GIVEN ENTRIES:
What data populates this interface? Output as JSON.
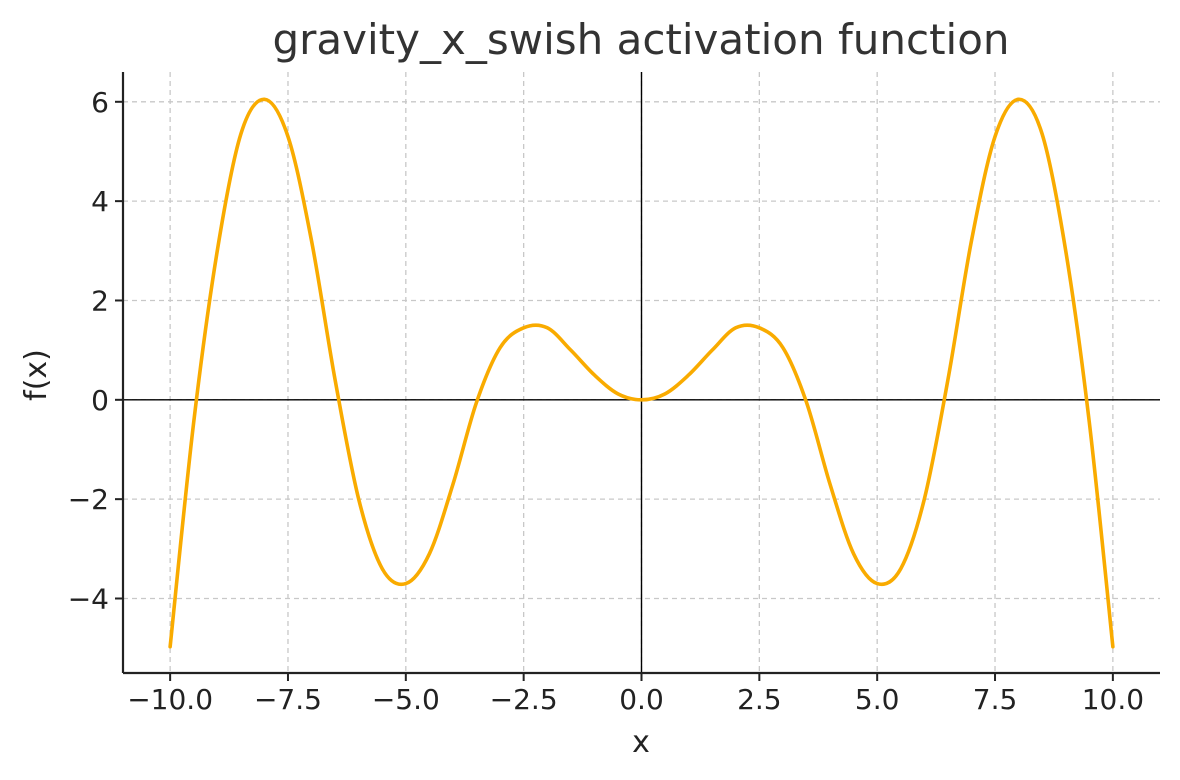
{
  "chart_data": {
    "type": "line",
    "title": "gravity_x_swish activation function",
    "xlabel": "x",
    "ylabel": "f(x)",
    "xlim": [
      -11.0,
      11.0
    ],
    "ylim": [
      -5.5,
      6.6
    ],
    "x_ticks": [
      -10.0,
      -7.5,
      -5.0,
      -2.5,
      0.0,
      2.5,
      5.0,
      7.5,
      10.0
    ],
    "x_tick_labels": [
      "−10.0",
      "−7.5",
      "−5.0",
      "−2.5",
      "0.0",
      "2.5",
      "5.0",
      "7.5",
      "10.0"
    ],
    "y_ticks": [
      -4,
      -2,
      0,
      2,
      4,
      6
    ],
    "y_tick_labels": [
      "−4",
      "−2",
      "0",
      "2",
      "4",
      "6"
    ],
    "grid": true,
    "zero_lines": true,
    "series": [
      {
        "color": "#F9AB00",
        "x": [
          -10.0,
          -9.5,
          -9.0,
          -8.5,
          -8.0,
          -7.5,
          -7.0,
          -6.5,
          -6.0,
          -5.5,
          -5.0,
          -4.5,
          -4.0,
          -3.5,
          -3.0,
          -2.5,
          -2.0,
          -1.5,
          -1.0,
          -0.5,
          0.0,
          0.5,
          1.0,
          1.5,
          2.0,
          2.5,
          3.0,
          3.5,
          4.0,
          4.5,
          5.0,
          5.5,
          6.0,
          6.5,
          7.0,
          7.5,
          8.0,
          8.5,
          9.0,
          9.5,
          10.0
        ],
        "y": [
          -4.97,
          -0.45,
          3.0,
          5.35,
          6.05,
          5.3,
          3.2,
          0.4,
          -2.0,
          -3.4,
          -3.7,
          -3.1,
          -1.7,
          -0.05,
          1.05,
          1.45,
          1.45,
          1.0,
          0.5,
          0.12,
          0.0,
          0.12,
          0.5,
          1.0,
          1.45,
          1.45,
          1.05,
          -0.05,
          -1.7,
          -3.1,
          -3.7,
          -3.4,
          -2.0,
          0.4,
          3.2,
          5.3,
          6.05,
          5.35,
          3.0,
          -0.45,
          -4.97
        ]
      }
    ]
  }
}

TASK TO CARRY OUT: Will you restate every entry word for word and omit the images?

WRITTEN SOLUTION:
What data populates this interface? Output as JSON.
{
  "chart_data": {
    "type": "line",
    "title": "gravity_x_swish activation function",
    "xlabel": "x",
    "ylabel": "f(x)",
    "xlim": [
      -11.0,
      11.0
    ],
    "ylim": [
      -5.5,
      6.6
    ],
    "x_ticks": [
      -10.0,
      -7.5,
      -5.0,
      -2.5,
      0.0,
      2.5,
      5.0,
      7.5,
      10.0
    ],
    "x_tick_labels": [
      "−10.0",
      "−7.5",
      "−5.0",
      "−2.5",
      "0.0",
      "2.5",
      "5.0",
      "7.5",
      "10.0"
    ],
    "y_ticks": [
      -4,
      -2,
      0,
      2,
      4,
      6
    ],
    "y_tick_labels": [
      "−4",
      "−2",
      "0",
      "2",
      "4",
      "6"
    ],
    "grid": true,
    "zero_lines": true,
    "series": [
      {
        "color": "#F9AB00",
        "x": [
          -10.0,
          -9.5,
          -9.0,
          -8.5,
          -8.0,
          -7.5,
          -7.0,
          -6.5,
          -6.0,
          -5.5,
          -5.0,
          -4.5,
          -4.0,
          -3.5,
          -3.0,
          -2.5,
          -2.0,
          -1.5,
          -1.0,
          -0.5,
          0.0,
          0.5,
          1.0,
          1.5,
          2.0,
          2.5,
          3.0,
          3.5,
          4.0,
          4.5,
          5.0,
          5.5,
          6.0,
          6.5,
          7.0,
          7.5,
          8.0,
          8.5,
          9.0,
          9.5,
          10.0
        ],
        "y": [
          -4.97,
          -0.45,
          3.0,
          5.35,
          6.05,
          5.3,
          3.2,
          0.4,
          -2.0,
          -3.4,
          -3.7,
          -3.1,
          -1.7,
          -0.05,
          1.05,
          1.45,
          1.45,
          1.0,
          0.5,
          0.12,
          0.0,
          0.12,
          0.5,
          1.0,
          1.45,
          1.45,
          1.05,
          -0.05,
          -1.7,
          -3.1,
          -3.7,
          -3.4,
          -2.0,
          0.4,
          3.2,
          5.3,
          6.05,
          5.35,
          3.0,
          -0.45,
          -4.97
        ]
      }
    ]
  }
}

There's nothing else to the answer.